_Short exercise_
Copy down every line where the string "GASKETS" shows up.

[A block of data]

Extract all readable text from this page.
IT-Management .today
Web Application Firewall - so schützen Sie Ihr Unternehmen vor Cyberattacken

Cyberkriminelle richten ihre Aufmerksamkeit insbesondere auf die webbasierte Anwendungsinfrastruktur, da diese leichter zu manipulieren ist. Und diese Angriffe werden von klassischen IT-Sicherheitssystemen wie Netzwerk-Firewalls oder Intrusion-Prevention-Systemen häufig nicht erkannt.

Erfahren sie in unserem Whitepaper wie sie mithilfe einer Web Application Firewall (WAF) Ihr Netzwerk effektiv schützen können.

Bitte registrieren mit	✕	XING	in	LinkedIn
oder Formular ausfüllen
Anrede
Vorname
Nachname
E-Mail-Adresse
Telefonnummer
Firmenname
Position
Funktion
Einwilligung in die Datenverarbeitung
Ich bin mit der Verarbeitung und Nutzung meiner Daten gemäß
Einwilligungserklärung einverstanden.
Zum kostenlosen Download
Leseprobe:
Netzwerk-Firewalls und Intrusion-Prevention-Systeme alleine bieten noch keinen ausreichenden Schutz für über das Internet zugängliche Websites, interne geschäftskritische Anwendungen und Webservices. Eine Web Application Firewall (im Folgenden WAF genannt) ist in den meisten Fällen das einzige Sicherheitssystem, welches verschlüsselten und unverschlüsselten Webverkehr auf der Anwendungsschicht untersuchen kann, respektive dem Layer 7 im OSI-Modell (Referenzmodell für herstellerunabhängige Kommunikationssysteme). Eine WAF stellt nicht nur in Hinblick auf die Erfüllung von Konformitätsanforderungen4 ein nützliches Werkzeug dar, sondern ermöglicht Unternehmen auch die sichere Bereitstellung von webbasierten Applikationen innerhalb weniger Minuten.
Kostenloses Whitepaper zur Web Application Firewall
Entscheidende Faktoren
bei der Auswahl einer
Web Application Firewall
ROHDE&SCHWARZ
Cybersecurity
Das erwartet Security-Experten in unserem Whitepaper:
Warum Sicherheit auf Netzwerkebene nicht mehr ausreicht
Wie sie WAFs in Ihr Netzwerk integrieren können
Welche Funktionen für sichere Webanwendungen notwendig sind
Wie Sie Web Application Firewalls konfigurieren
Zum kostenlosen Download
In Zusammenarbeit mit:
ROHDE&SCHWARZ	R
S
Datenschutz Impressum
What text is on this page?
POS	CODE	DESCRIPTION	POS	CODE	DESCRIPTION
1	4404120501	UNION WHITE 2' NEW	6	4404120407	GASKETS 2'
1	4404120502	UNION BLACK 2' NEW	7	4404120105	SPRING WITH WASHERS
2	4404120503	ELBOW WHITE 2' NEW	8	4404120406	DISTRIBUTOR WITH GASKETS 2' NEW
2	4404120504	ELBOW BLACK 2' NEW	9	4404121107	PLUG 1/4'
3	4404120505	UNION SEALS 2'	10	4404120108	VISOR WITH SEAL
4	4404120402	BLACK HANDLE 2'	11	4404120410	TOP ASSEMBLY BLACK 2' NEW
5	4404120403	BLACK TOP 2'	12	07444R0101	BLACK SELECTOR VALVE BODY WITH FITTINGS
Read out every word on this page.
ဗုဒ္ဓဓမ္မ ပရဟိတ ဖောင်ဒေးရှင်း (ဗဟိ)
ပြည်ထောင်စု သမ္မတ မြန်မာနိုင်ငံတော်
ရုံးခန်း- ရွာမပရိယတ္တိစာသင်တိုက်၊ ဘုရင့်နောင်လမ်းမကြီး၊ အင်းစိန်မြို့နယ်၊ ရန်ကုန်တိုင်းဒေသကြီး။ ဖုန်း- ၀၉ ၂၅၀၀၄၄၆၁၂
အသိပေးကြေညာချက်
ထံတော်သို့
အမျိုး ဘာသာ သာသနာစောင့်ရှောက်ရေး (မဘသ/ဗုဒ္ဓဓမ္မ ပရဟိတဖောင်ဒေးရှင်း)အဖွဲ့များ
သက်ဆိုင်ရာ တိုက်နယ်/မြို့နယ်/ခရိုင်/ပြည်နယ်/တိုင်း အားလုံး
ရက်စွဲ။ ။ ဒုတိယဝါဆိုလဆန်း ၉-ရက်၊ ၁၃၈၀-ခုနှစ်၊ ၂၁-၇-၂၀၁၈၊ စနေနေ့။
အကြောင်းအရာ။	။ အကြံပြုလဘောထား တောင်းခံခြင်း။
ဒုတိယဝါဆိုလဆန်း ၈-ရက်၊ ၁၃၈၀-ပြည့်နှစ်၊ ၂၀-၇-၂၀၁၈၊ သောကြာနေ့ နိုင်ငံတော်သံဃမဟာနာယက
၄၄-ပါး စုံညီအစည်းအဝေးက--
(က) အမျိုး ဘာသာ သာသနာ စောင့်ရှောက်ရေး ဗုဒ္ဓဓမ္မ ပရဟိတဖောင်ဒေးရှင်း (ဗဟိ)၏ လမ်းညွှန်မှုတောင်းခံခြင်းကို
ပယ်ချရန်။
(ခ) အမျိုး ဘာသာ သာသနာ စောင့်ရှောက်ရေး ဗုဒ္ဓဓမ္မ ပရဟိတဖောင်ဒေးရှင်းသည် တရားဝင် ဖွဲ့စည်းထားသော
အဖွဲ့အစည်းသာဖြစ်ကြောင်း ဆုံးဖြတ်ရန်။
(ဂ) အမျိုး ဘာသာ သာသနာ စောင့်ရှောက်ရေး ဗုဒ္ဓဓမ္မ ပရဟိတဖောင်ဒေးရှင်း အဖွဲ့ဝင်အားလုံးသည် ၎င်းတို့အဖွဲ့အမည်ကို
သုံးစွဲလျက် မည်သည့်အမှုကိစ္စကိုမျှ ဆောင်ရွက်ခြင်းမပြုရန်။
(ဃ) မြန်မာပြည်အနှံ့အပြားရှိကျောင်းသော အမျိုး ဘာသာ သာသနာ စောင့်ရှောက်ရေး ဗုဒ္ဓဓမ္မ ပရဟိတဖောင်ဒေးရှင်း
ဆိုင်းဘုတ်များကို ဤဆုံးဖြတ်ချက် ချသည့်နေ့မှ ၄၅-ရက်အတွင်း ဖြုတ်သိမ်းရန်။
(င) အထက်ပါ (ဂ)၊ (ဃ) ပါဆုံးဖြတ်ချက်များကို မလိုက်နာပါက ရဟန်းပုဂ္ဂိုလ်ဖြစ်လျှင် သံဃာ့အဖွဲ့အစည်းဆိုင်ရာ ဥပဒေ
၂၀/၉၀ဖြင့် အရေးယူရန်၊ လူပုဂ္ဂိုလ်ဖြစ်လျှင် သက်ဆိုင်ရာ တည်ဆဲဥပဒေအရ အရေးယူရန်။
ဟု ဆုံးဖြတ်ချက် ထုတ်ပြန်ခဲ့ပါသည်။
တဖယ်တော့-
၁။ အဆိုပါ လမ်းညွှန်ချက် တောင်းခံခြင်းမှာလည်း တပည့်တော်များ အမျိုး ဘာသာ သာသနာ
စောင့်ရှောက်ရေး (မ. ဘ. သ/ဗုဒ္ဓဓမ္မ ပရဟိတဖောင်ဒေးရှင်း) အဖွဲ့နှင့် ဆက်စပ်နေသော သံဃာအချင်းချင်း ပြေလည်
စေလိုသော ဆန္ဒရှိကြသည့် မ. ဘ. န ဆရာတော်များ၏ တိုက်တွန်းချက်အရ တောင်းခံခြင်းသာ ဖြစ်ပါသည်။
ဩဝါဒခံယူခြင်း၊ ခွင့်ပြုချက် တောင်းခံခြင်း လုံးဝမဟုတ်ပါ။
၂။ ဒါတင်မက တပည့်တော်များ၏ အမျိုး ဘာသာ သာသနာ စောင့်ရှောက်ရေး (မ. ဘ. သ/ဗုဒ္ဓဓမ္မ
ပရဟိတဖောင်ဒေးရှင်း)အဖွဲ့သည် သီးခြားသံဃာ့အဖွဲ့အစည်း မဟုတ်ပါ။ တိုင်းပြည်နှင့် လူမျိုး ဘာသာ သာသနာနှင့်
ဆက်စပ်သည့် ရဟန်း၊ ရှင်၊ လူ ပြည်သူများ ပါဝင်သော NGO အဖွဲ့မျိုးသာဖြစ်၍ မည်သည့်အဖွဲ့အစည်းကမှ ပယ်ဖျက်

_Result_
1	4404120501	UNION WHITE 2' NEW	6	4404120407	GASKETS 2'
2	4404120503	ELBOW WHITE 2' NEW	8	4404120406	DISTRIBUTOR WITH GASKETS 2' NEW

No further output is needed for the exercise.